Texto de origem:
——————————

A primeira, sobre Genebra, que, apesar de ser hoje parte importante da Suíça, não o era quando da Reforma do século XVI. Na ocasião Genebra era uma república independente, composta da cidade, propriamente dita, que era, do ponto de vista do Sacro Império Romano, uma cidade livre, e da região que a cerca, que, hoje, em seu conjunto, formam o Cantão de Genebra, parte integrante da Confederação Helvética (Confoederatio Helvetica ou Confédération Helvétique ou Schweizerische Eidgenossenschaft ou Swiss Confederation / Confederacy) — nome oficial do país, razão pela qual seu código internacional é CH. Genebra só veio a ingressar voluntária e formalmente na CH no ano de 1870, sendo seu ingresso oficializado no comecinho de 1871.

——————————

Linhas extraídas:
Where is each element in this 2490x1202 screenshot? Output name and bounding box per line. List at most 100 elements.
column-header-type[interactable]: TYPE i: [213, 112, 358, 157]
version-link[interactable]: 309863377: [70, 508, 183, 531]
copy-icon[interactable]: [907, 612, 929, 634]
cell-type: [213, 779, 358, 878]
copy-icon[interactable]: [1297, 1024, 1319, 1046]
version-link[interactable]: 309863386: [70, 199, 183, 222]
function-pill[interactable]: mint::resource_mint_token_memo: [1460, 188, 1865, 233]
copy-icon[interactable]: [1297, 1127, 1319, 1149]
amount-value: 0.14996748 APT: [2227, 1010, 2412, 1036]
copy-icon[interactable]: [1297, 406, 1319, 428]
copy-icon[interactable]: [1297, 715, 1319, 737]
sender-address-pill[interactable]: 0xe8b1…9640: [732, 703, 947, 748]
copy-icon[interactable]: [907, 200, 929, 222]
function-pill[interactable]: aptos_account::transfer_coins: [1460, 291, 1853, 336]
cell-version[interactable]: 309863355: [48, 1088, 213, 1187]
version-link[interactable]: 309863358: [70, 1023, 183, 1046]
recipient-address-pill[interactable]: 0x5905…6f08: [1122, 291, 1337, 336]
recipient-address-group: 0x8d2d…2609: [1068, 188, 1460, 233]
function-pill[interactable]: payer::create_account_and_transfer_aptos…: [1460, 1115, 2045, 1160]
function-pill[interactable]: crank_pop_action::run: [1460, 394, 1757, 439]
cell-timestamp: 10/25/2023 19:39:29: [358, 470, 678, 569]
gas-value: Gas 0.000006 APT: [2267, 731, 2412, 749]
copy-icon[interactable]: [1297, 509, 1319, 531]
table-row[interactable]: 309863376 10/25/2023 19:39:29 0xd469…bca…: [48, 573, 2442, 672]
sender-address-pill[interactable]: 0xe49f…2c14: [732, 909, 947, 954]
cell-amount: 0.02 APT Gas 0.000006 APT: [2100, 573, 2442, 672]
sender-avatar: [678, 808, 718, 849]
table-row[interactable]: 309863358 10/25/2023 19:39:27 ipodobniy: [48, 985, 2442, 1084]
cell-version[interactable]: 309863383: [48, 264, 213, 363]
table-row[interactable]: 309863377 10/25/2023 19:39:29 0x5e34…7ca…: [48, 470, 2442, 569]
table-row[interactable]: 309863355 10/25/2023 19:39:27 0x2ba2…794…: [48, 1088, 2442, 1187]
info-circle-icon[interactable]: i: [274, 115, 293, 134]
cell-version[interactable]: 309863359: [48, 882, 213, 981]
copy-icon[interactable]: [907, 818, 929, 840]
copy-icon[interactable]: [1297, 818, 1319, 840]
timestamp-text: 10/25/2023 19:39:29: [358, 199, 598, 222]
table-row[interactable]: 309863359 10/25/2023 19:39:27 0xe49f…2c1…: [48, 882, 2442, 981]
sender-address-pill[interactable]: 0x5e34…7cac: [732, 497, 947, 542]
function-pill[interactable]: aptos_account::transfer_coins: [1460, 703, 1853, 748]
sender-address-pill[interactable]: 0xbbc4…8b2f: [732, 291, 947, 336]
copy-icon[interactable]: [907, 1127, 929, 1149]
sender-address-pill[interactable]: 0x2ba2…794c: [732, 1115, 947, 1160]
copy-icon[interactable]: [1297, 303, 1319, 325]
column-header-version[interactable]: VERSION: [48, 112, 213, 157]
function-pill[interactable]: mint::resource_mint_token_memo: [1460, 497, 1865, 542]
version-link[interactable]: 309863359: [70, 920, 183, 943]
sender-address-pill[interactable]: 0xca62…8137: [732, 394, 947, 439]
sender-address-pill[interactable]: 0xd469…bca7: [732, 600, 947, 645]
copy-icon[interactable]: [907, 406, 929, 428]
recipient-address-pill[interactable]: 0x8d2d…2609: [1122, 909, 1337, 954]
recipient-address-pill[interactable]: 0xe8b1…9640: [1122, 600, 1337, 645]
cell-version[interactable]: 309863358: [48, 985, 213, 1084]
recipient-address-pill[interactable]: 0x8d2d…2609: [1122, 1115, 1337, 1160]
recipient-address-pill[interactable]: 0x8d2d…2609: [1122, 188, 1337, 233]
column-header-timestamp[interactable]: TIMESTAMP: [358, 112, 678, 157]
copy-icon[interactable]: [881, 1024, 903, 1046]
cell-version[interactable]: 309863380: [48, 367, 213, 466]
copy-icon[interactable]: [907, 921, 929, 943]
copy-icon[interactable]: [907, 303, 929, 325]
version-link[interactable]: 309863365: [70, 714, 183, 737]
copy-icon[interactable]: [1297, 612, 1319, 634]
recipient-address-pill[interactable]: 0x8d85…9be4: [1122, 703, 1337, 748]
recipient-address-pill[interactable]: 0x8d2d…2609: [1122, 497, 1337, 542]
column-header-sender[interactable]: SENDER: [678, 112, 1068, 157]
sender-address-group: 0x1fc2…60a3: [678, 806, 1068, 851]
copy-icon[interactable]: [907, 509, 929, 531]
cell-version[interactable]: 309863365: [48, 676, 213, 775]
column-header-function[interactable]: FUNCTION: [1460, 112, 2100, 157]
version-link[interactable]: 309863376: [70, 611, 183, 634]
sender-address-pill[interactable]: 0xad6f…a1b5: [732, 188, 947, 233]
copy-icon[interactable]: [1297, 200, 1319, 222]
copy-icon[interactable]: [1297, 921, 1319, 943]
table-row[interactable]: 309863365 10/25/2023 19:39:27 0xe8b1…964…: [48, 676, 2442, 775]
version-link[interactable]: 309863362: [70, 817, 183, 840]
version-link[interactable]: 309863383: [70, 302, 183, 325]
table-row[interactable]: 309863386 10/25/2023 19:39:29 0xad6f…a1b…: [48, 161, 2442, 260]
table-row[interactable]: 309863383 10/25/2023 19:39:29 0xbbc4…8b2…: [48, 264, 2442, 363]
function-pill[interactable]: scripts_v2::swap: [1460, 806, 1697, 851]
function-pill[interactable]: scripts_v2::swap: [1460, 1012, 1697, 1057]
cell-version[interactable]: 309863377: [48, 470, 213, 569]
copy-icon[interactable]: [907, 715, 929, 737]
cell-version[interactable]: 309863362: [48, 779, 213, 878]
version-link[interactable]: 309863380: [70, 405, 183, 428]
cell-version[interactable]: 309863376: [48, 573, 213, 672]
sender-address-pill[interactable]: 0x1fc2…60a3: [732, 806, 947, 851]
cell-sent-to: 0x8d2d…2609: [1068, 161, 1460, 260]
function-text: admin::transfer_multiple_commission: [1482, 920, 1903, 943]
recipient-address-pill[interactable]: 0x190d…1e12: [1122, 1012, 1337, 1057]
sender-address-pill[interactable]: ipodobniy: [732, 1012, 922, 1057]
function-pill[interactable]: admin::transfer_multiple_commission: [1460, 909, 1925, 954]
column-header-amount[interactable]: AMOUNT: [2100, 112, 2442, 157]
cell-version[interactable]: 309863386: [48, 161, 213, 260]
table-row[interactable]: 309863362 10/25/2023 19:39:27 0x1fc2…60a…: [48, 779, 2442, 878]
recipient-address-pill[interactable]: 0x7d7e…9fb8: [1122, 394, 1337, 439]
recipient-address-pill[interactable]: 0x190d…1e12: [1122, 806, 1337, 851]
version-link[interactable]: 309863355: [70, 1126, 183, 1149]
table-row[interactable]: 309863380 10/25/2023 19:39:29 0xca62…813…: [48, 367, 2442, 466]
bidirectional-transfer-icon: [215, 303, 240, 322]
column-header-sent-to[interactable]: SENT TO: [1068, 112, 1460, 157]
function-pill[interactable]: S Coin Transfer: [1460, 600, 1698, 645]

——————————

Objetivo declarado 1: Troque "república independente" por "república autônoma" e reescreva o trecho do texto de origem entre "A primeira, sobre" e "comecinho de 1871.", inclusive.
Objetivo declarado 2:
Responda com base no texto de origem:
(a) Em que ano Genebra ingressou voluntária e formalmente na Confederação Helvética?
(b) Qual é o código internacional do país?
(c) O que era a cidade de Genebra do ponto de vista do Sacro Império Romano?
Baseie-se somente no texto de origem, sem recorrer às linhas.

Resposta completa 1:
A primeira, sobre Genebra, que, apesar de ser hoje parte importante da Suíça, não o era quando da Reforma do século XVI. Na ocasião Genebra era uma república autônoma, composta da cidade, propriamente dita, que era, do ponto de vista do Sacro Império Romano, uma cidade livre, e da região que a cerca, que, hoje, em seu conjunto, formam o Cantão de Genebra, parte integrante da Confederação Helvética (Confoederatio Helvetica ou Confédération Helvétique ou Schweizerische Eidgenossenschaft ou Swiss Confederation / Confederacy) — nome oficial do país, razão pela qual seu código internacional é CH. Genebra só veio a ingressar voluntária e formalmente na CH no ano de 1870, sendo seu ingresso oficializado no comecinho de 1871.

Resposta completa 2:
(a) Em 1870.
(b) CH.
(c) Uma cidade livre.